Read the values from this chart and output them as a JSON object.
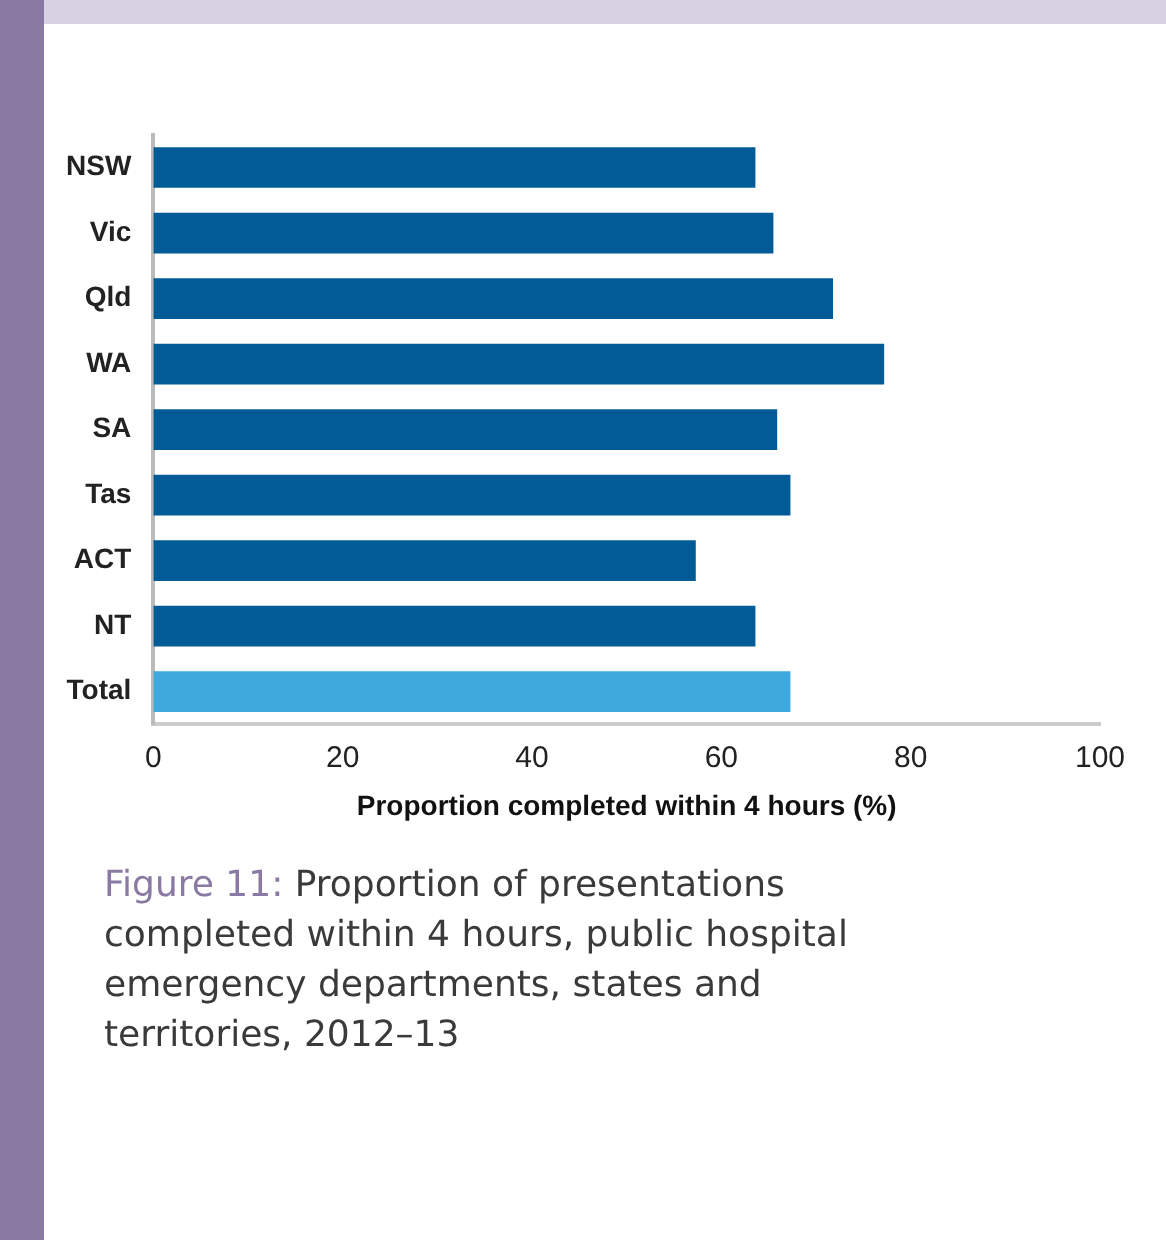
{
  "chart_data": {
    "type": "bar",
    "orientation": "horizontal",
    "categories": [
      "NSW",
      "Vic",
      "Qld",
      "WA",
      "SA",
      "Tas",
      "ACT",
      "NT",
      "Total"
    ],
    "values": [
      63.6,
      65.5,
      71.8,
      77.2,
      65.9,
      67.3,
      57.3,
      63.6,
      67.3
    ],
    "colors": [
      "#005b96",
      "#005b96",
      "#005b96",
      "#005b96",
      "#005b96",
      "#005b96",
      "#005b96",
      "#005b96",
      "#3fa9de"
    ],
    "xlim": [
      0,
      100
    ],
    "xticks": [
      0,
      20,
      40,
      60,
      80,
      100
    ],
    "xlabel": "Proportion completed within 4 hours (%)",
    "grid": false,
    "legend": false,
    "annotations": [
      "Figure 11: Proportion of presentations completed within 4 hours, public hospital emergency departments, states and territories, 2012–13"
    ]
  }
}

> [Requirements]: Leave out the pictures and reproduce the rest of the listing exactly.

> [Task response]:
Read the values from this chart and output them as a JSON object.
{
  "chart_data": {
    "type": "bar",
    "orientation": "horizontal",
    "categories": [
      "NSW",
      "Vic",
      "Qld",
      "WA",
      "SA",
      "Tas",
      "ACT",
      "NT",
      "Total"
    ],
    "values": [
      63.6,
      65.5,
      71.8,
      77.2,
      65.9,
      67.3,
      57.3,
      63.6,
      67.3
    ],
    "colors": [
      "#005b96",
      "#005b96",
      "#005b96",
      "#005b96",
      "#005b96",
      "#005b96",
      "#005b96",
      "#005b96",
      "#3fa9de"
    ],
    "xlim": [
      0,
      100
    ],
    "xticks": [
      0,
      20,
      40,
      60,
      80,
      100
    ],
    "xlabel": "Proportion completed within 4 hours (%)",
    "grid": false,
    "legend": false,
    "annotations": [
      "Figure 11: Proportion of presentations completed within 4 hours, public hospital emergency departments, states and territories, 2012–13"
    ]
  }
}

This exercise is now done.